Exercise details: All lines featuring the string "JSON" are to be listed.

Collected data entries
= = = = = = =

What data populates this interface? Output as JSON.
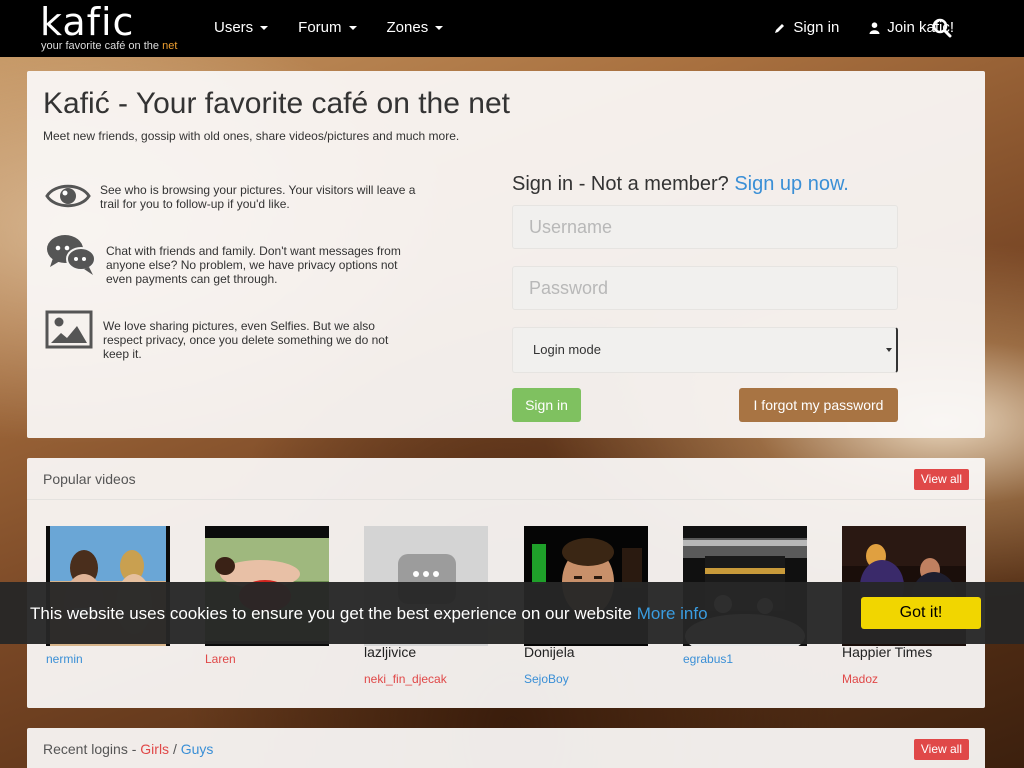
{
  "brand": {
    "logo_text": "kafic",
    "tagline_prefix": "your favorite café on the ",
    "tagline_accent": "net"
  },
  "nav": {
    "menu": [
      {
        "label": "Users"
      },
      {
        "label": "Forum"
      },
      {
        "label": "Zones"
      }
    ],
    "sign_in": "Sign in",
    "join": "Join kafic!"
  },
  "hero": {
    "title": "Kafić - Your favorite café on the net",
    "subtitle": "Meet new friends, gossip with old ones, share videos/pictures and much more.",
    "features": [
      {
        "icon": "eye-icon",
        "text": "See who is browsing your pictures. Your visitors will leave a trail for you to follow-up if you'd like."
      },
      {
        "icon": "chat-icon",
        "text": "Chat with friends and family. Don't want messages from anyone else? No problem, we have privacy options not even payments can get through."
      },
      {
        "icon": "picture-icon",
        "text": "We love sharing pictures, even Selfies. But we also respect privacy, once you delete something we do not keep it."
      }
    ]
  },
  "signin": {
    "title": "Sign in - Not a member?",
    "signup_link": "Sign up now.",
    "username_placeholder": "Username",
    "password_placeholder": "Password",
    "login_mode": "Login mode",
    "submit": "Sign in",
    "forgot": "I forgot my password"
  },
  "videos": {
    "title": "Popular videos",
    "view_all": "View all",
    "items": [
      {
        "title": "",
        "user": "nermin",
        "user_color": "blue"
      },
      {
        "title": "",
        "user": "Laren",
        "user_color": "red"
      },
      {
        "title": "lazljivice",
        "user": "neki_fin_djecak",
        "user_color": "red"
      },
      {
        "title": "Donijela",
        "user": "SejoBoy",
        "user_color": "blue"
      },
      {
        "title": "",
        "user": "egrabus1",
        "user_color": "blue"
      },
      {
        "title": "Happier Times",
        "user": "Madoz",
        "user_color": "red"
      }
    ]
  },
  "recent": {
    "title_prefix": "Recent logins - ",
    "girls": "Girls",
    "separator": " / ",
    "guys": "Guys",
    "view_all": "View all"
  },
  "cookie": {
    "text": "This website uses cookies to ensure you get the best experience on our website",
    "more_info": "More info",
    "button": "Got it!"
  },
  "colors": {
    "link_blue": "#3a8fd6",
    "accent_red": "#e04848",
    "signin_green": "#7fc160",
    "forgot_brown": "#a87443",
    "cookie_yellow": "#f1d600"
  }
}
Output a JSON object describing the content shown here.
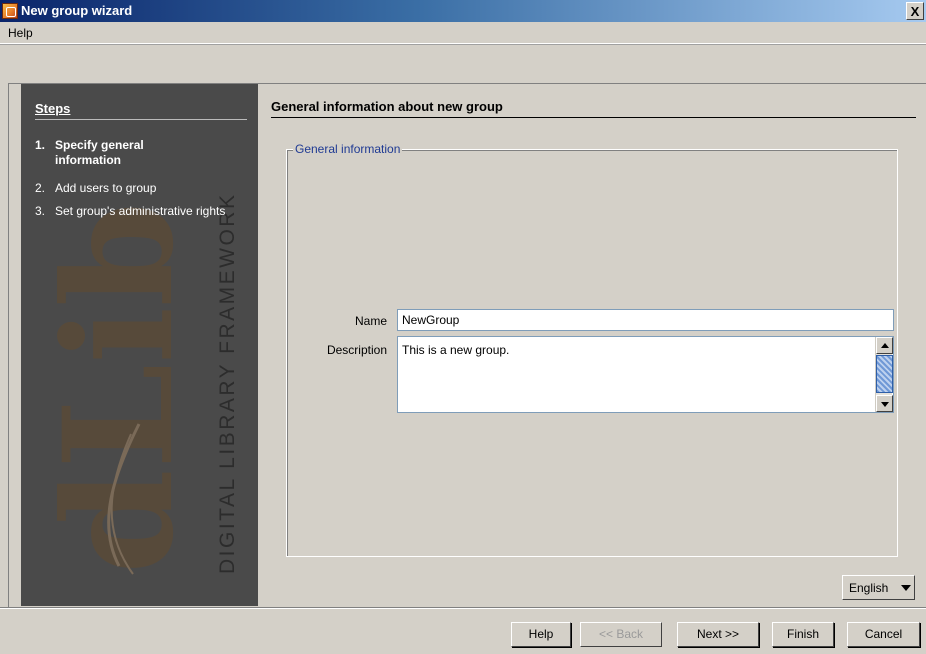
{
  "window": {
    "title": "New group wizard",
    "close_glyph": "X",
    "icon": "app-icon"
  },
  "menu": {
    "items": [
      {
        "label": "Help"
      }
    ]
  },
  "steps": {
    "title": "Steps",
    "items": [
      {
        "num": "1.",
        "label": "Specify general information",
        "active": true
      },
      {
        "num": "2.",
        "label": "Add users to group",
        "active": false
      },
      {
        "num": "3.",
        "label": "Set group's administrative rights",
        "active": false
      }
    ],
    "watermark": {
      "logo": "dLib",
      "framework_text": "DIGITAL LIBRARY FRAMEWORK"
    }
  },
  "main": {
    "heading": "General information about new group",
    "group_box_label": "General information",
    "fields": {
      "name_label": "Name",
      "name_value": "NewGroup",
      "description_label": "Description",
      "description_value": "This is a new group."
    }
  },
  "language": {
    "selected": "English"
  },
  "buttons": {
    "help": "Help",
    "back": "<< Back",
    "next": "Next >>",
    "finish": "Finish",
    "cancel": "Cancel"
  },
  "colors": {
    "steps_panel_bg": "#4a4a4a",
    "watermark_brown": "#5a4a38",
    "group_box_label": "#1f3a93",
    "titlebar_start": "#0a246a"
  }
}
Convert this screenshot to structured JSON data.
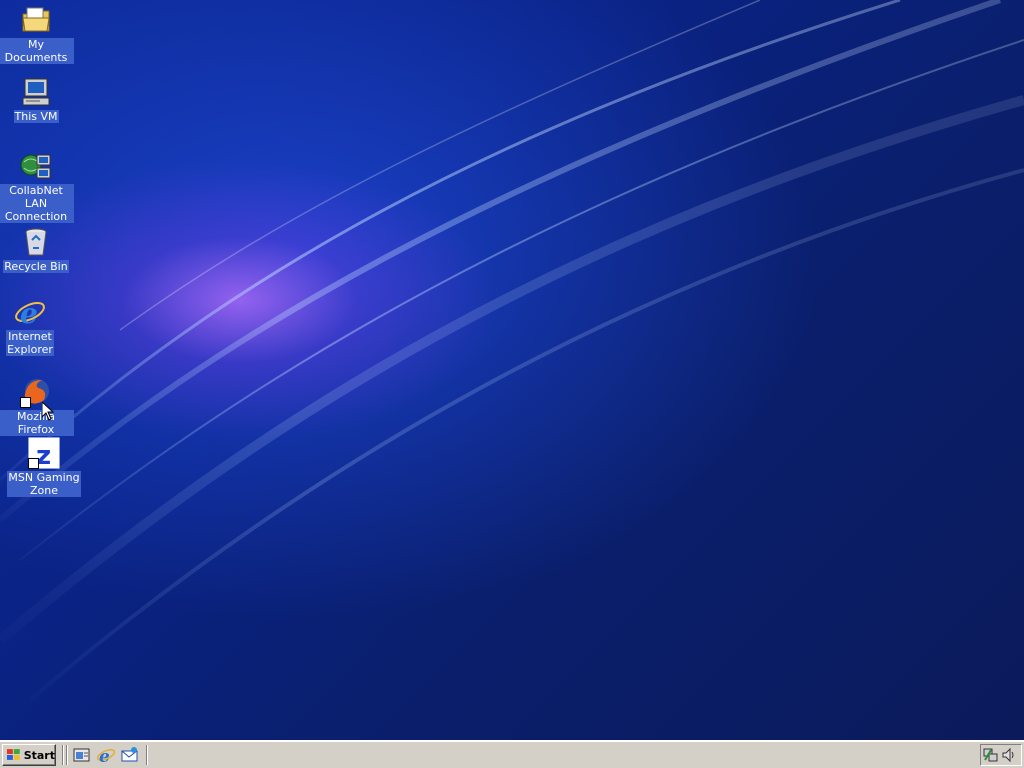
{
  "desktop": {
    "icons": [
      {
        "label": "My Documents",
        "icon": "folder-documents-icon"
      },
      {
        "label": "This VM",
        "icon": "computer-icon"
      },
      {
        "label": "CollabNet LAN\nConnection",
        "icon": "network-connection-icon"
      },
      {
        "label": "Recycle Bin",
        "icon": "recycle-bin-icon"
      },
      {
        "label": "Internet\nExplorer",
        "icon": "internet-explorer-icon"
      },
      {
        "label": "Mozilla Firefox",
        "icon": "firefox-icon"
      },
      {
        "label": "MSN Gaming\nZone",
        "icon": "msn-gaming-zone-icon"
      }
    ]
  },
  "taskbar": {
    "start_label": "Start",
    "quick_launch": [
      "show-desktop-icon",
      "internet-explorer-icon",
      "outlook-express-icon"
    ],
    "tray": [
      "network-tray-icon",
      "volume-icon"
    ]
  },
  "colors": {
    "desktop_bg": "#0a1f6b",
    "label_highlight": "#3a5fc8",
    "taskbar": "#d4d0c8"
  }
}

= = = = = = =

Exercise output:
What data populates this interface? Output as JSON.
Output a JSON object describing the content shown here.
Convert this screenshot to structured JSON data.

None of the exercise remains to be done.